• [WORK TO DO]: Would you transcribe all of the data exactly, down to the last character?

• [DATA EXCERPTS]:
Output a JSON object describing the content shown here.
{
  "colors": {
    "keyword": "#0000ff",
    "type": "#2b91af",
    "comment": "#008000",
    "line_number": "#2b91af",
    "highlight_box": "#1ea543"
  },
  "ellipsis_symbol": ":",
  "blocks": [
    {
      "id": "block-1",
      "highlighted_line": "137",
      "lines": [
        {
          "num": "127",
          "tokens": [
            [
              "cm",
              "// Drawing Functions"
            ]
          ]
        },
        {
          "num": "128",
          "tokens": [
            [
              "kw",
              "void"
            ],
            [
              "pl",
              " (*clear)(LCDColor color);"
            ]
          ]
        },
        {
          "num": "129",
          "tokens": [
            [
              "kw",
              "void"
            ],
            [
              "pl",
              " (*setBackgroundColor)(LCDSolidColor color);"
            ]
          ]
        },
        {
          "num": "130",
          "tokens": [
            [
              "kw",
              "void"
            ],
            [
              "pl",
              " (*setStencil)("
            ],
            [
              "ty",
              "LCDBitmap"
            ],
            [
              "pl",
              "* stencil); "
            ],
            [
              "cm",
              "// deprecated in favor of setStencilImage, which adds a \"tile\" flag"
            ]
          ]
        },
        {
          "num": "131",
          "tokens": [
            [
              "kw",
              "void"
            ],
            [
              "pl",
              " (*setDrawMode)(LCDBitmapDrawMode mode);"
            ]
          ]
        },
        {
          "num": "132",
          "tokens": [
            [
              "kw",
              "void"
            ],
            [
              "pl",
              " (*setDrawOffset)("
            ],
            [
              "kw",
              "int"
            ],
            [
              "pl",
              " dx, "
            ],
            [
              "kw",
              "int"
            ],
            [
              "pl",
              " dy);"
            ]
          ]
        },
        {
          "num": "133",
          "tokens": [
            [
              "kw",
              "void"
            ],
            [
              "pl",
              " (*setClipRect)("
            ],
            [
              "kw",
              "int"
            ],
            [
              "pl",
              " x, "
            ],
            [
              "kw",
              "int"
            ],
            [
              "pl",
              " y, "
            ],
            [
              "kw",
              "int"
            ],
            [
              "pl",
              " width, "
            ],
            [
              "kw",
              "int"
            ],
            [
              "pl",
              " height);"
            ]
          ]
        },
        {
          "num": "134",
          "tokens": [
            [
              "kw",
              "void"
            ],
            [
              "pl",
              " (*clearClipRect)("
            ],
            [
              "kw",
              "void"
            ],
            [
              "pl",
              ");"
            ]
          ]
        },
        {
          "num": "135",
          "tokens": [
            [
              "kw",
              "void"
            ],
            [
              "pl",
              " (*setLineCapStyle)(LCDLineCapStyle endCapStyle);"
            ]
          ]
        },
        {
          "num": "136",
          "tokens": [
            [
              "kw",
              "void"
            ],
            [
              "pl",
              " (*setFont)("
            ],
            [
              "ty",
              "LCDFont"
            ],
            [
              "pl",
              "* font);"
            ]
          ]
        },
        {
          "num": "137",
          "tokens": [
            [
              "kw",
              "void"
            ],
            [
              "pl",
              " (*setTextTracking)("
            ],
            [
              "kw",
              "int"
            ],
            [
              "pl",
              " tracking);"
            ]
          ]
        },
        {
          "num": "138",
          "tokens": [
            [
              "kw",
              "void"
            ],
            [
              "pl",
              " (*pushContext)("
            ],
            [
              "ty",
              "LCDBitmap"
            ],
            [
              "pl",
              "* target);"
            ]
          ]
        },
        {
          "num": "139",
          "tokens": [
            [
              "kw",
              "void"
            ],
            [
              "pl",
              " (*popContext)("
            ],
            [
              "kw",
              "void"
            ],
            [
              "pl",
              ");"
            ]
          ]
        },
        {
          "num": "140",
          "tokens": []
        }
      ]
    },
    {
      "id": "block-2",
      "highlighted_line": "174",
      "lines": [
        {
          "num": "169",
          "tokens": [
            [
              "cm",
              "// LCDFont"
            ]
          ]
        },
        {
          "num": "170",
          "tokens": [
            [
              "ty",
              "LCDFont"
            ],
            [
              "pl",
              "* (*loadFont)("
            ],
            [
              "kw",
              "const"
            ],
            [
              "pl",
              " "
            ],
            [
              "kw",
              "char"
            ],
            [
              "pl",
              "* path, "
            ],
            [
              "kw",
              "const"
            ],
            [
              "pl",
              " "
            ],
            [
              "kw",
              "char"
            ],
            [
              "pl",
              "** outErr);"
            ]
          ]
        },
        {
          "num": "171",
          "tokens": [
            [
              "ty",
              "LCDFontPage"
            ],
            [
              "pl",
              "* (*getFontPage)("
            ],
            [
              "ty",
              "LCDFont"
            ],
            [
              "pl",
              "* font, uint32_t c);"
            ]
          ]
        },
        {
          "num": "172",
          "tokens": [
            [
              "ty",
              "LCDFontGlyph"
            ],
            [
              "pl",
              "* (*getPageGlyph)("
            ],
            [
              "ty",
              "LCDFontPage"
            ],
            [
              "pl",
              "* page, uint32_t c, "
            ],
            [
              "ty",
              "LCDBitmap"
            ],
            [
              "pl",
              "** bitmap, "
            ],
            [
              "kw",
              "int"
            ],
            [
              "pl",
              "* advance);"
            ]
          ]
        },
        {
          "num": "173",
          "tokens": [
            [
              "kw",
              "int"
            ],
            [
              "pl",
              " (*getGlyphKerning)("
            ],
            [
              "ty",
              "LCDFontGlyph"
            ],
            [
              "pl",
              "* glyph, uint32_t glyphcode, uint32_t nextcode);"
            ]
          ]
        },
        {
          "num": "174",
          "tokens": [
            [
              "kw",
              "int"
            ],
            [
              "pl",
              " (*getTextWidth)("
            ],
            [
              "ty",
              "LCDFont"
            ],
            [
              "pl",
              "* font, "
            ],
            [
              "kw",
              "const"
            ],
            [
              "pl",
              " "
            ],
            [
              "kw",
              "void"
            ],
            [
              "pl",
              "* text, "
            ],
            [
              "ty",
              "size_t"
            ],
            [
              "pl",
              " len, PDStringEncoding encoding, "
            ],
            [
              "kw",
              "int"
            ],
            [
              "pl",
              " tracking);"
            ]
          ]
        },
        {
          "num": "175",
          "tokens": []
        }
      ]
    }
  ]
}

• [EXERCISE ANSWER]:
Output a JSON object describing the content shown here.
{
  "colors": {
    "keyword": "#0000ff",
    "type": "#2b91af",
    "comment": "#008000",
    "line_number": "#2b91af",
    "highlight_box": "#1ea543"
  },
  "ellipsis_symbol": ":",
  "blocks": [
    {
      "id": "block-1",
      "highlighted_line": "137",
      "lines": [
        {
          "num": "127",
          "tokens": [
            [
              "cm",
              "// Drawing Functions"
            ]
          ]
        },
        {
          "num": "128",
          "tokens": [
            [
              "kw",
              "void"
            ],
            [
              "pl",
              " (*clear)(LCDColor color);"
            ]
          ]
        },
        {
          "num": "129",
          "tokens": [
            [
              "kw",
              "void"
            ],
            [
              "pl",
              " (*setBackgroundColor)(LCDSolidColor color);"
            ]
          ]
        },
        {
          "num": "130",
          "tokens": [
            [
              "kw",
              "void"
            ],
            [
              "pl",
              " (*setStencil)("
            ],
            [
              "ty",
              "LCDBitmap"
            ],
            [
              "pl",
              "* stencil); "
            ],
            [
              "cm",
              "// deprecated in favor of setStencilImage, which adds a \"tile\" flag"
            ]
          ]
        },
        {
          "num": "131",
          "tokens": [
            [
              "kw",
              "void"
            ],
            [
              "pl",
              " (*setDrawMode)(LCDBitmapDrawMode mode);"
            ]
          ]
        },
        {
          "num": "132",
          "tokens": [
            [
              "kw",
              "void"
            ],
            [
              "pl",
              " (*setDrawOffset)("
            ],
            [
              "kw",
              "int"
            ],
            [
              "pl",
              " dx, "
            ],
            [
              "kw",
              "int"
            ],
            [
              "pl",
              " dy);"
            ]
          ]
        },
        {
          "num": "133",
          "tokens": [
            [
              "kw",
              "void"
            ],
            [
              "pl",
              " (*setClipRect)("
            ],
            [
              "kw",
              "int"
            ],
            [
              "pl",
              " x, "
            ],
            [
              "kw",
              "int"
            ],
            [
              "pl",
              " y, "
            ],
            [
              "kw",
              "int"
            ],
            [
              "pl",
              " width, "
            ],
            [
              "kw",
              "int"
            ],
            [
              "pl",
              " height);"
            ]
          ]
        },
        {
          "num": "134",
          "tokens": [
            [
              "kw",
              "void"
            ],
            [
              "pl",
              " (*clearClipRect)("
            ],
            [
              "kw",
              "void"
            ],
            [
              "pl",
              ");"
            ]
          ]
        },
        {
          "num": "135",
          "tokens": [
            [
              "kw",
              "void"
            ],
            [
              "pl",
              " (*setLineCapStyle)(LCDLineCapStyle endCapStyle);"
            ]
          ]
        },
        {
          "num": "136",
          "tokens": [
            [
              "kw",
              "void"
            ],
            [
              "pl",
              " (*setFont)("
            ],
            [
              "ty",
              "LCDFont"
            ],
            [
              "pl",
              "* font);"
            ]
          ]
        },
        {
          "num": "137",
          "tokens": [
            [
              "kw",
              "void"
            ],
            [
              "pl",
              " (*setTextTracking)("
            ],
            [
              "kw",
              "int"
            ],
            [
              "pl",
              " tracking);"
            ]
          ]
        },
        {
          "num": "138",
          "tokens": [
            [
              "kw",
              "void"
            ],
            [
              "pl",
              " (*pushContext)("
            ],
            [
              "ty",
              "LCDBitmap"
            ],
            [
              "pl",
              "* target);"
            ]
          ]
        },
        {
          "num": "139",
          "tokens": [
            [
              "kw",
              "void"
            ],
            [
              "pl",
              " (*popContext)("
            ],
            [
              "kw",
              "void"
            ],
            [
              "pl",
              ");"
            ]
          ]
        },
        {
          "num": "140",
          "tokens": []
        }
      ]
    },
    {
      "id": "block-2",
      "highlighted_line": "174",
      "lines": [
        {
          "num": "169",
          "tokens": [
            [
              "cm",
              "// LCDFont"
            ]
          ]
        },
        {
          "num": "170",
          "tokens": [
            [
              "ty",
              "LCDFont"
            ],
            [
              "pl",
              "* (*loadFont)("
            ],
            [
              "kw",
              "const"
            ],
            [
              "pl",
              " "
            ],
            [
              "kw",
              "char"
            ],
            [
              "pl",
              "* path, "
            ],
            [
              "kw",
              "const"
            ],
            [
              "pl",
              " "
            ],
            [
              "kw",
              "char"
            ],
            [
              "pl",
              "** outErr);"
            ]
          ]
        },
        {
          "num": "171",
          "tokens": [
            [
              "ty",
              "LCDFontPage"
            ],
            [
              "pl",
              "* (*getFontPage)("
            ],
            [
              "ty",
              "LCDFont"
            ],
            [
              "pl",
              "* font, uint32_t c);"
            ]
          ]
        },
        {
          "num": "172",
          "tokens": [
            [
              "ty",
              "LCDFontGlyph"
            ],
            [
              "pl",
              "* (*getPageGlyph)("
            ],
            [
              "ty",
              "LCDFontPage"
            ],
            [
              "pl",
              "* page, uint32_t c, "
            ],
            [
              "ty",
              "LCDBitmap"
            ],
            [
              "pl",
              "** bitmap, "
            ],
            [
              "kw",
              "int"
            ],
            [
              "pl",
              "* advance);"
            ]
          ]
        },
        {
          "num": "173",
          "tokens": [
            [
              "kw",
              "int"
            ],
            [
              "pl",
              " (*getGlyphKerning)("
            ],
            [
              "ty",
              "LCDFontGlyph"
            ],
            [
              "pl",
              "* glyph, uint32_t glyphcode, uint32_t nextcode);"
            ]
          ]
        },
        {
          "num": "174",
          "tokens": [
            [
              "kw",
              "int"
            ],
            [
              "pl",
              " (*getTextWidth)("
            ],
            [
              "ty",
              "LCDFont"
            ],
            [
              "pl",
              "* font, "
            ],
            [
              "kw",
              "const"
            ],
            [
              "pl",
              " "
            ],
            [
              "kw",
              "void"
            ],
            [
              "pl",
              "* text, "
            ],
            [
              "ty",
              "size_t"
            ],
            [
              "pl",
              " len, PDStringEncoding encoding, "
            ],
            [
              "kw",
              "int"
            ],
            [
              "pl",
              " tracking);"
            ]
          ]
        },
        {
          "num": "175",
          "tokens": []
        }
      ]
    }
  ]
}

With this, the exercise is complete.